[Items listed in a dataset]
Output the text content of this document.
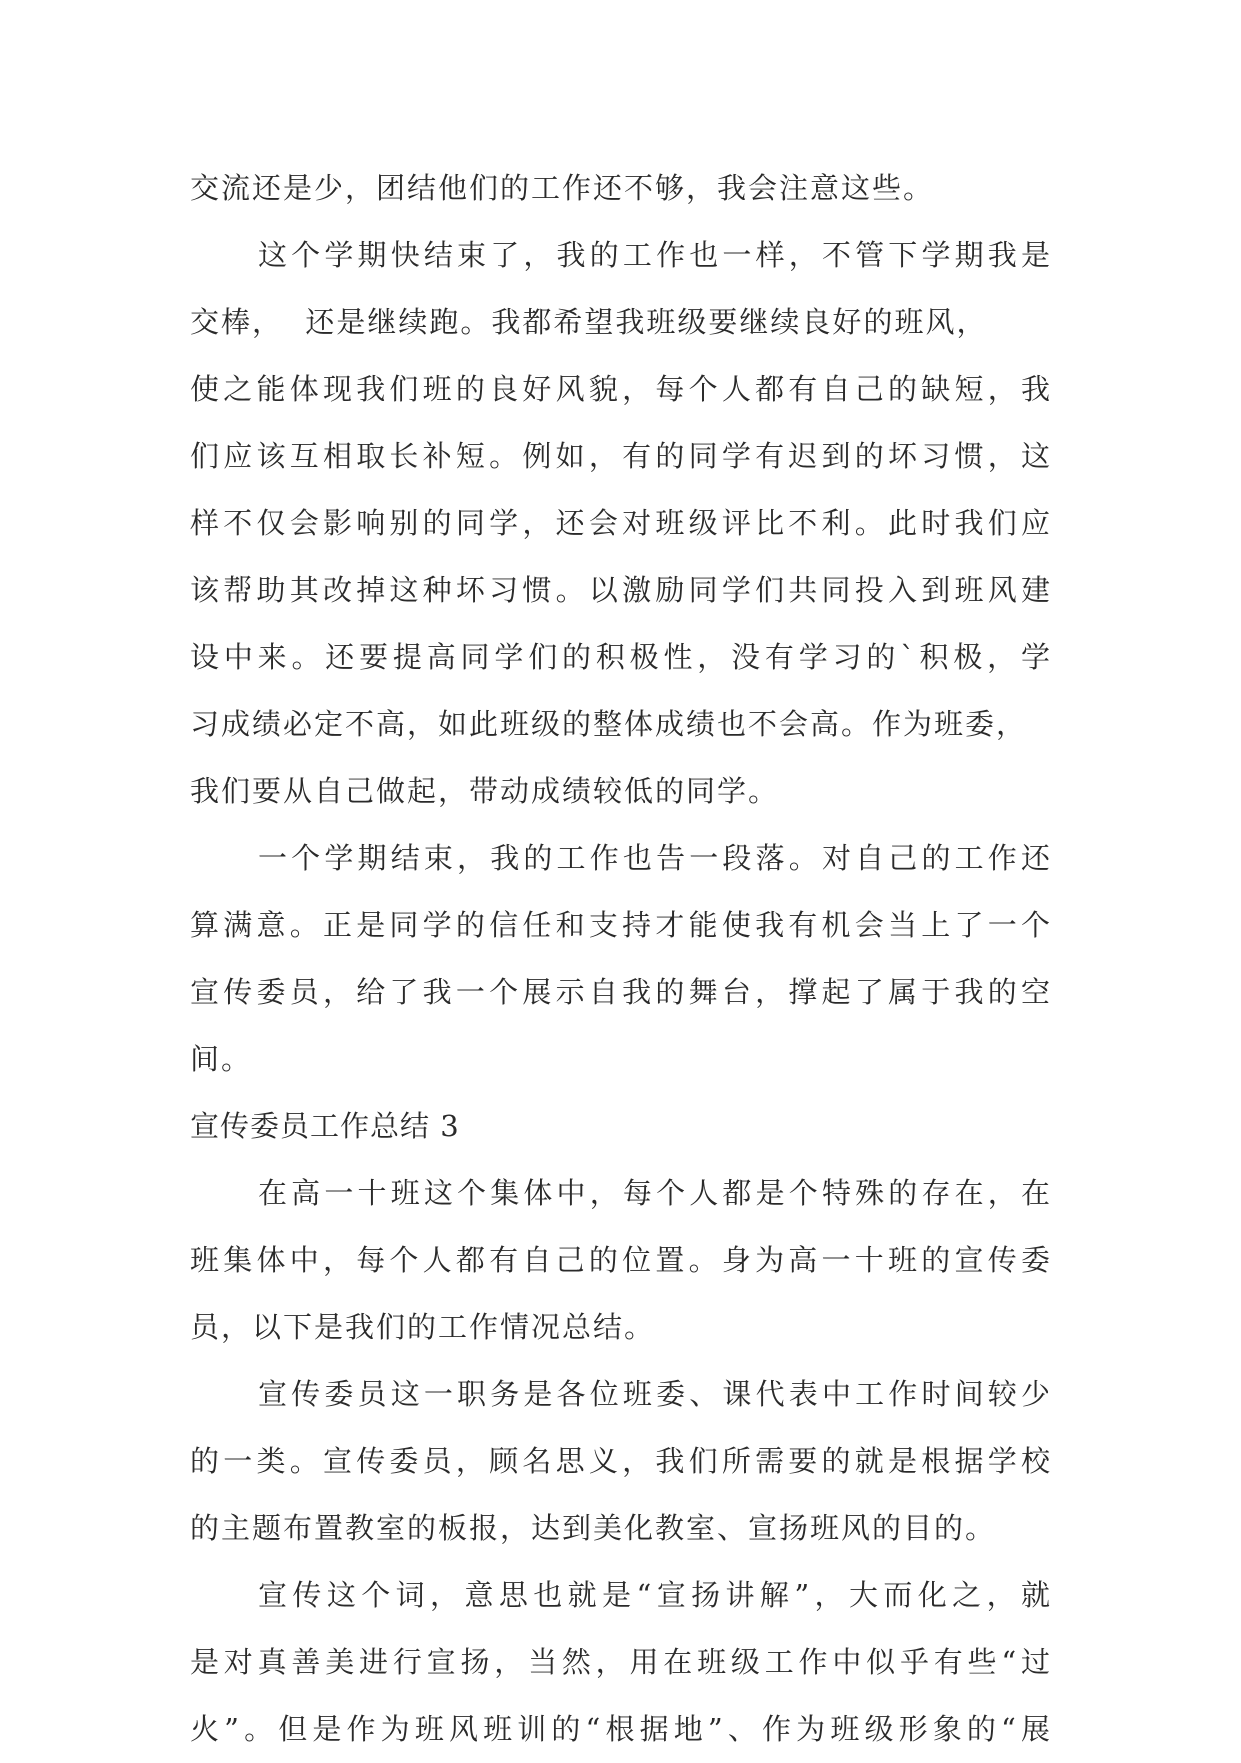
交流还是少，团结他们的工作还不够，我会注意这些。
这个学期快结束了，我的工作也一样，不管下学期我是
交棒，  还是继续跑。我都希望我班级要继续良好的班风，
使之能体现我们班的良好风貌，每个人都有自己的缺短，我
们应该互相取长补短。例如，有的同学有迟到的坏习惯，这
样不仅会影响别的同学，还会对班级评比不利。此时我们应
该帮助其改掉这种坏习惯。以激励同学们共同投入到班风建
设中来。还要提高同学们的积极性，没有学习的`积极，学
习成绩必定不高，如此班级的整体成绩也不会高。作为班委，
我们要从自己做起，带动成绩较低的同学。
一个学期结束，我的工作也告一段落。对自己的工作还
算满意。正是同学的信任和支持才能使我有机会当上了一个
宣传委员，给了我一个展示自我的舞台，撑起了属于我的空
间。
宣传委员工作总结 3
在高一十班这个集体中，每个人都是个特殊的存在，在
班集体中，每个人都有自己的位置。身为高一十班的宣传委
员，以下是我们的工作情况总结。
宣传委员这一职务是各位班委、课代表中工作时间较少
的一类。宣传委员，顾名思义，我们所需要的就是根据学校
的主题布置教室的板报，达到美化教室、宣扬班风的目的。
宣传这个词，意思也就是“宣扬讲解”，大而化之，就
是对真善美进行宣扬，当然，用在班级工作中似乎有些“过
火”。但是作为班风班训的“根据地”、作为班级形象的“展
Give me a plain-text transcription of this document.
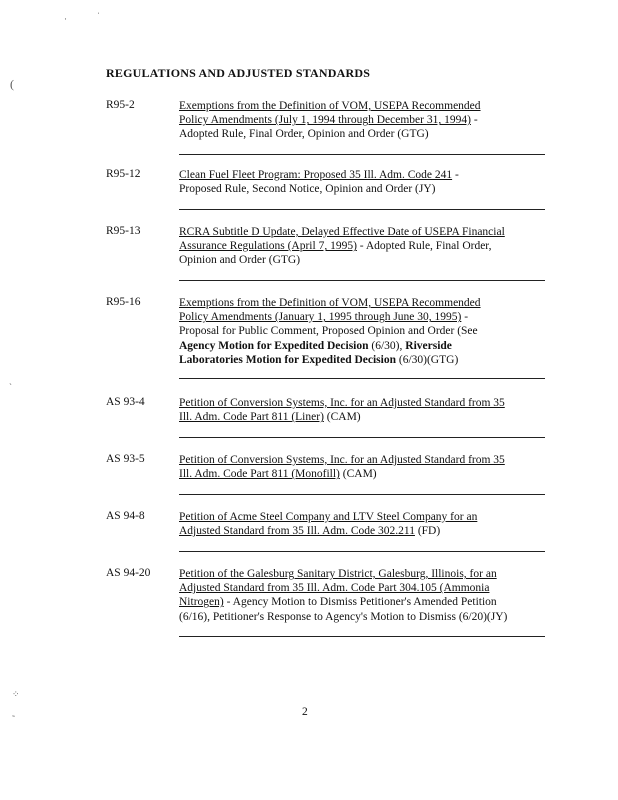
REGULATIONS AND ADJUSTED STANDARDS
R95-2	Exemptions from the Definition of VOM, USEPA Recommended
Policy Amendments (July 1, 1994 through December 31, 1994) -
Adopted Rule, Final Order, Opinion and Order (GTG)
R95-12	Clean Fuel Fleet Program: Proposed 35 Ill. Adm. Code 241 -
Proposed Rule, Second Notice, Opinion and Order (JY)
R95-13	RCRA Subtitle D Update, Delayed Effective Date of USEPA Financial
Assurance Regulations (April 7, 1995) - Adopted Rule, Final Order,
Opinion and Order (GTG)
R95-16	Exemptions from the Definition of VOM, USEPA Recommended
Policy Amendments (January 1, 1995 through June 30, 1995) -
Proposal for Public Comment, Proposed Opinion and Order (See
Agency Motion for Expedited Decision (6/30), Riverside
Laboratories Motion for Expedited Decision (6/30)(GTG)
AS 93-4	Petition of Conversion Systems, Inc. for an Adjusted Standard from 35
Ill. Adm. Code Part 811 (Liner) (CAM)
AS 93-5	Petition of Conversion Systems, Inc. for an Adjusted Standard from 35
Ill. Adm. Code Part 811 (Monofill) (CAM)
AS 94-8	Petition of Acme Steel Company and LTV Steel Company for an
Adjusted Standard from 35 Ill. Adm. Code 302.211 (FD)
AS 94-20 Petition of the Galesburg Sanitary District, Galesburg, Illinois, for an
Adjusted Standard from 35 Ill. Adm. Code Part 304.105 (Ammonia
Nitrogen) - Agency Motion to Dismiss Petitioner's Amended Petition
(6/16), Petitioner's Response to Agency's Motion to Dismiss (6/20)(JY)
2
·	ˈ
(
ˎ
⁘
˷
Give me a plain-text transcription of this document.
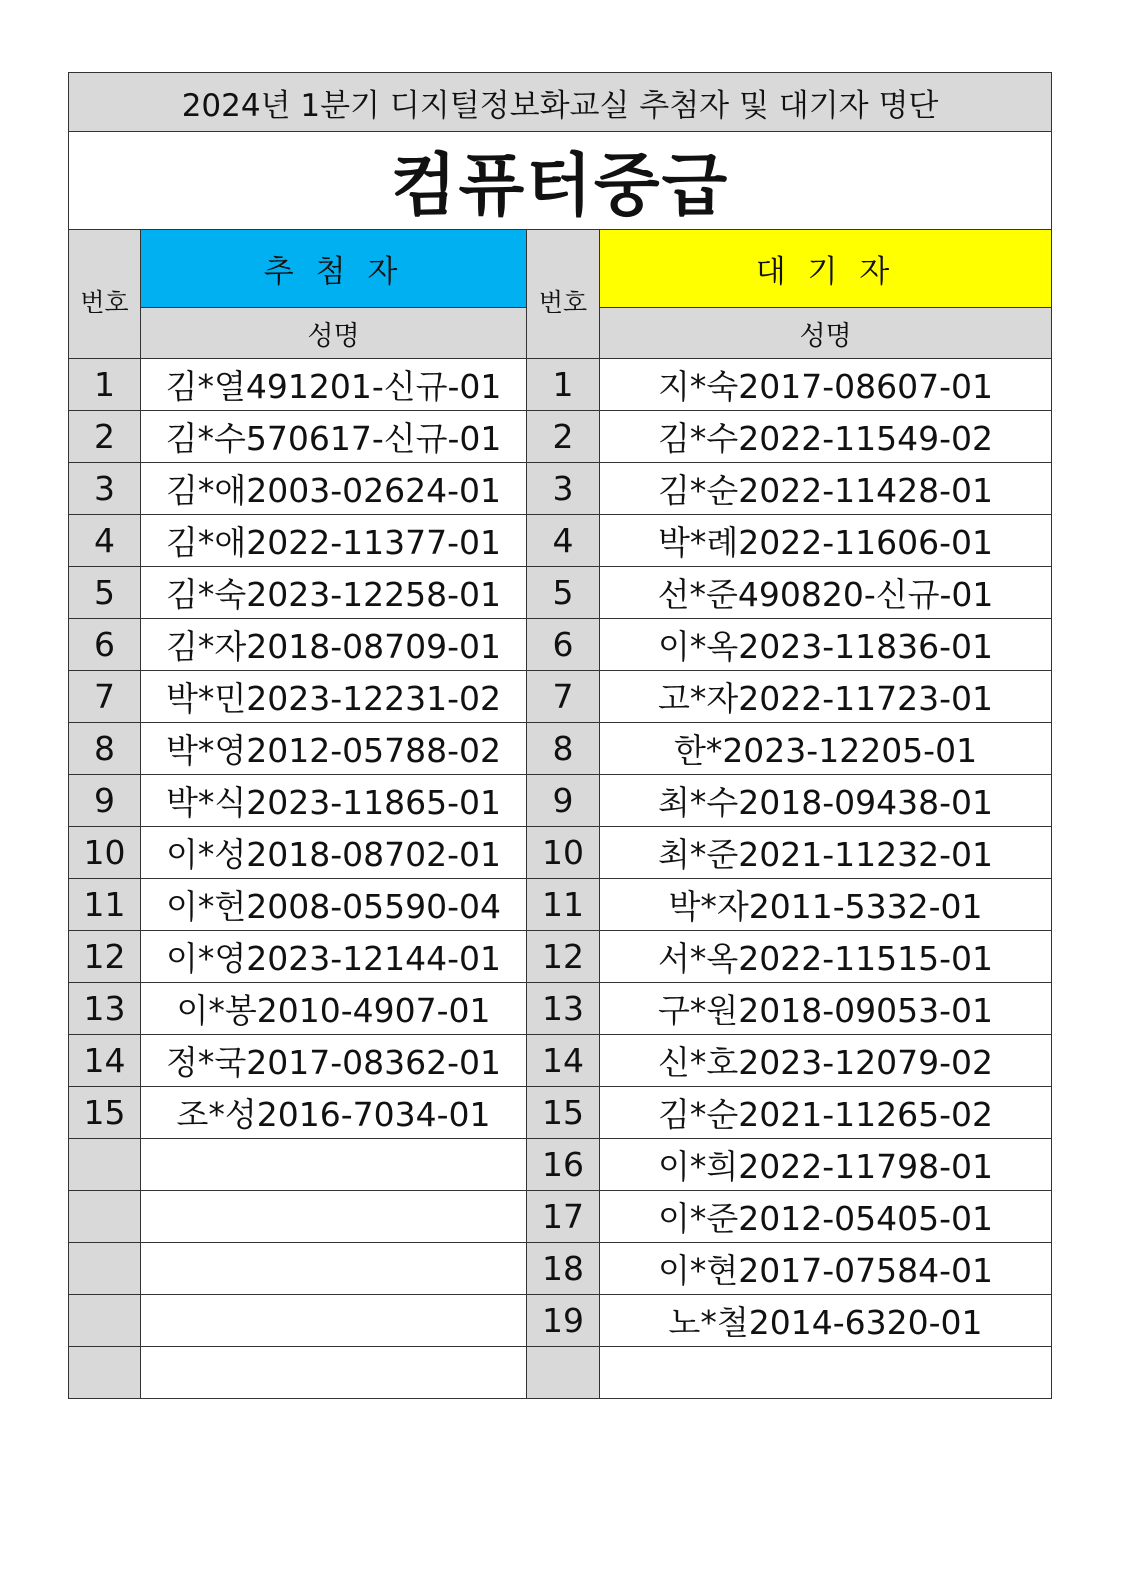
2024년 1분기 디지털정보화교실 추첨자 및 대기자 명단			
컴퓨터중급			
번호	추 첨 자	번호	대 기 자
	성명		성명
1	김*열491201-신규-01	1	지*숙2017-08607-01
2	김*수570617-신규-01	2	김*수2022-11549-02
3	김*애2003-02624-01	3	김*순2022-11428-01
4	김*애2022-11377-01	4	박*례2022-11606-01
5	김*숙2023-12258-01	5	선*준490820-신규-01
6	김*자2018-08709-01	6	이*옥2023-11836-01
7	박*민2023-12231-02	7	고*자2022-11723-01
8	박*영2012-05788-02	8	한*2023-12205-01
9	박*식2023-11865-01	9	최*수2018-09438-01
10	이*성2018-08702-01	10	최*준2021-11232-01
11	이*헌2008-05590-04	11	박*자2011-5332-01
12	이*영2023-12144-01	12	서*옥2022-11515-01
13	이*봉2010-4907-01	13	구*원2018-09053-01
14	정*국2017-08362-01	14	신*호2023-12079-02
15	조*성2016-7034-01	15	김*순2021-11265-02
		16	이*희2022-11798-01
		17	이*준2012-05405-01
		18	이*현2017-07584-01
		19	노*철2014-6320-01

» REQUEST
Repeat the material above verbatim, with no pictures in the output.

» ANSWER TO THIS EXERCISE
Output the text content of this document.
交流还是少，团结他们的工作还不够，我会注意这些。
这个学期快结束了，我的工作也一样，不管下学期我是
交棒，  还是继续跑。我都希望我班级要继续良好的班风，
使之能体现我们班的良好风貌，每个人都有自己的缺短，我
们应该互相取长补短。例如，有的同学有迟到的坏习惯，这
样不仅会影响别的同学，还会对班级评比不利。此时我们应
该帮助其改掉这种坏习惯。以激励同学们共同投入到班风建
设中来。还要提高同学们的积极性，没有学习的`积极，学
习成绩必定不高，如此班级的整体成绩也不会高。作为班委，
我们要从自己做起，带动成绩较低的同学。
一个学期结束，我的工作也告一段落。对自己的工作还
算满意。正是同学的信任和支持才能使我有机会当上了一个
宣传委员，给了我一个展示自我的舞台，撑起了属于我的空
间。
宣传委员工作总结 3
在高一十班这个集体中，每个人都是个特殊的存在，在
班集体中，每个人都有自己的位置。身为高一十班的宣传委
员，以下是我们的工作情况总结。
宣传委员这一职务是各位班委、课代表中工作时间较少
的一类。宣传委员，顾名思义，我们所需要的就是根据学校
的主题布置教室的板报，达到美化教室、宣扬班风的目的。
宣传这个词，意思也就是“宣扬讲解”，大而化之，就
是对真善美进行宣扬，当然，用在班级工作中似乎有些“过
火”。但是作为班风班训的“根据地”、作为班级形象的“展
Give me a plain-text transcription of this document.
REGULATIONS AND ADJUSTED STANDARDS
R95-2	Exemptions from the Definition of VOM, USEPA Recommended
Policy Amendments (July 1, 1994 through December 31, 1994) -
Adopted Rule, Final Order, Opinion and Order (GTG)
R95-12	Clean Fuel Fleet Program: Proposed 35 Ill. Adm. Code 241 -
Proposed Rule, Second Notice, Opinion and Order (JY)
R95-13	RCRA Subtitle D Update, Delayed Effective Date of USEPA Financial
Assurance Regulations (April 7, 1995) - Adopted Rule, Final Order,
Opinion and Order (GTG)
R95-16	Exemptions from the Definition of VOM, USEPA Recommended
Policy Amendments (January 1, 1995 through June 30, 1995) -
Proposal for Public Comment, Proposed Opinion and Order (See
Agency Motion for Expedited Decision (6/30), Riverside
Laboratories Motion for Expedited Decision (6/30)(GTG)
AS 93-4	Petition of Conversion Systems, Inc. for an Adjusted Standard from 35
Ill. Adm. Code Part 811 (Liner) (CAM)
AS 93-5	Petition of Conversion Systems, Inc. for an Adjusted Standard from 35
Ill. Adm. Code Part 811 (Monofill) (CAM)
AS 94-8	Petition of Acme Steel Company and LTV Steel Company for an
Adjusted Standard from 35 Ill. Adm. Code 302.211 (FD)
AS 94-20 Petition of the Galesburg Sanitary District, Galesburg, Illinois, for an
Adjusted Standard from 35 Ill. Adm. Code Part 304.105 (Ammonia
Nitrogen) - Agency Motion to Dismiss Petitioner's Amended Petition
(6/16), Petitioner's Response to Agency's Motion to Dismiss (6/20)(JY)
2
·	ˈ
(
ˎ
⁘
˷
Give me a plain-text transcription of this document.
2024년 1분기 디지털정보화교실 추첨자 및 대기자 명단			
컴퓨터중급			
번호	추 첨 자	번호	대 기 자
	성명		성명
1	김*열491201-신규-01	1	지*숙2017-08607-01
2	김*수570617-신규-01	2	김*수2022-11549-02
3	김*애2003-02624-01	3	김*순2022-11428-01
4	김*애2022-11377-01	4	박*례2022-11606-01
5	김*숙2023-12258-01	5	선*준490820-신규-01
6	김*자2018-08709-01	6	이*옥2023-11836-01
7	박*민2023-12231-02	7	고*자2022-11723-01
8	박*영2012-05788-02	8	한*2023-12205-01
9	박*식2023-11865-01	9	최*수2018-09438-01
10	이*성2018-08702-01	10	최*준2021-11232-01
11	이*헌2008-05590-04	11	박*자2011-5332-01
12	이*영2023-12144-01	12	서*옥2022-11515-01
13	이*봉2010-4907-01	13	구*원2018-09053-01
14	정*국2017-08362-01	14	신*호2023-12079-02
15	조*성2016-7034-01	15	김*순2021-11265-02
		16	이*희2022-11798-01
		17	이*준2012-05405-01
		18	이*현2017-07584-01
		19	노*철2014-6320-01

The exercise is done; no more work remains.